__SET EXERCISE__.
Check every line below for the word "through" and copy the ones that have it.

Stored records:
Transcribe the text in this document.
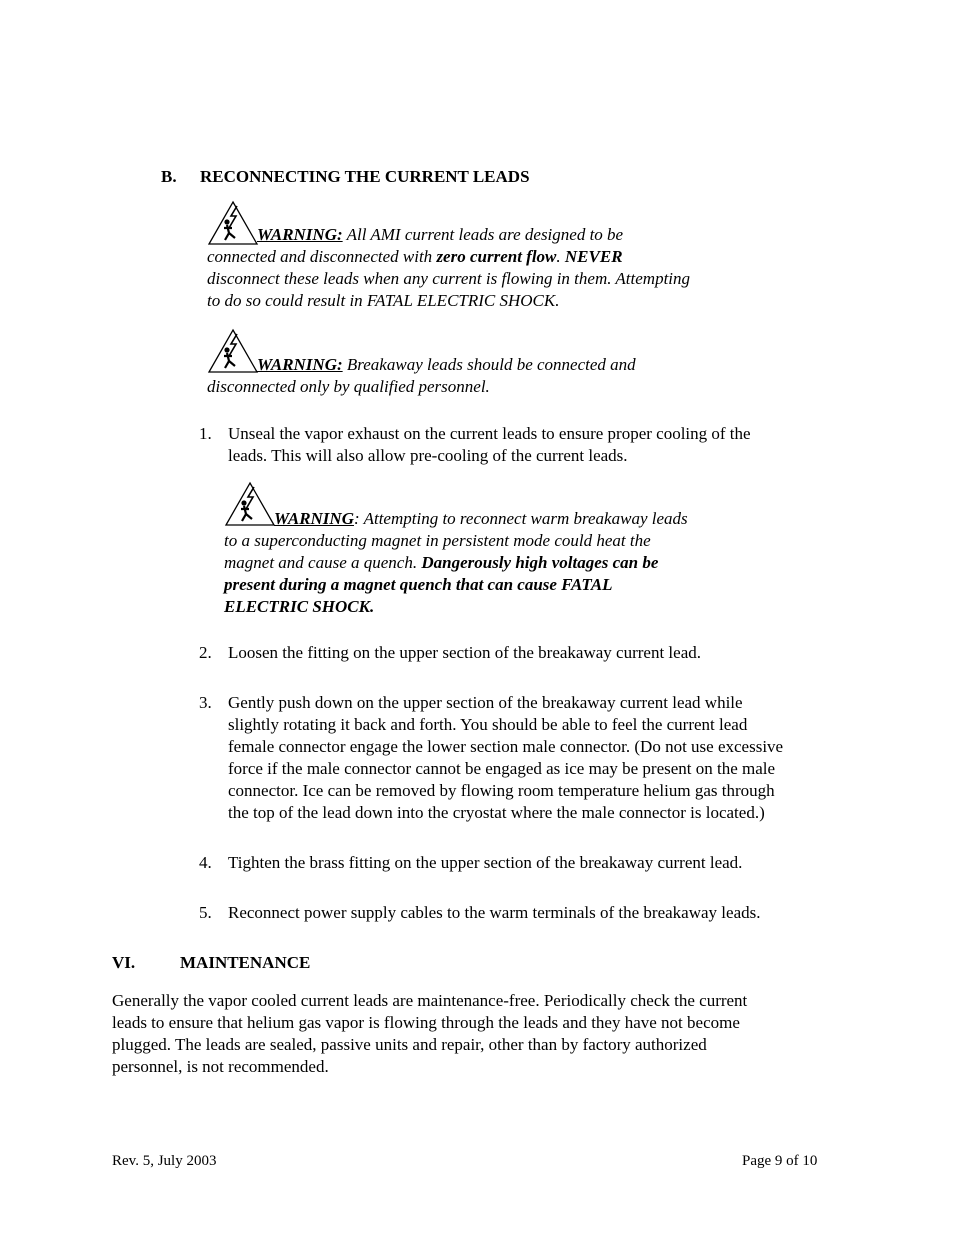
B. RECONNECTING THE CURRENT LEADS
WARNING: All AMI current leads are designed to be
connected and disconnected with zero current flow. NEVER
disconnect these leads when any current is flowing in them. Attempting
to do so could result in FATAL ELECTRIC SHOCK.
WARNING: Breakaway leads should be connected and
disconnected only by qualified personnel.
1. Unseal the vapor exhaust on the current leads to ensure proper cooling of the
leads. This will also allow pre-cooling of the current leads.
WARNING: Attempting to reconnect warm breakaway leads
to a superconducting magnet in persistent mode could heat the
magnet and cause a quench. Dangerously high voltages can be
present during a magnet quench that can cause FATAL
ELECTRIC SHOCK.
2. Loosen the fitting on the upper section of the breakaway current lead.
3. Gently push down on the upper section of the breakaway current lead while
slightly rotating it back and forth. You should be able to feel the current lead
female connector engage the lower section male connector. (Do not use excessive
force if the male connector cannot be engaged as ice may be present on the male
connector. Ice can be removed by flowing room temperature helium gas through
the top of the lead down into the cryostat where the male connector is located.)
4. Tighten the brass fitting on the upper section of the breakaway current lead.
5. Reconnect power supply cables to the warm terminals of the breakaway leads.
VI.	MAINTENANCE
Generally the vapor cooled current leads are maintenance-free. Periodically check the current
leads to ensure that helium gas vapor is flowing through the leads and they have not become
plugged. The leads are sealed, passive units and repair, other than by factory authorized
personnel, is not recommended.
Rev. 5, July 2003	Page 9 of 10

__FINAL RESULT__.
connector. Ice can be removed by flowing room temperature helium gas through
leads to ensure that helium gas vapor is flowing through the leads and they have not become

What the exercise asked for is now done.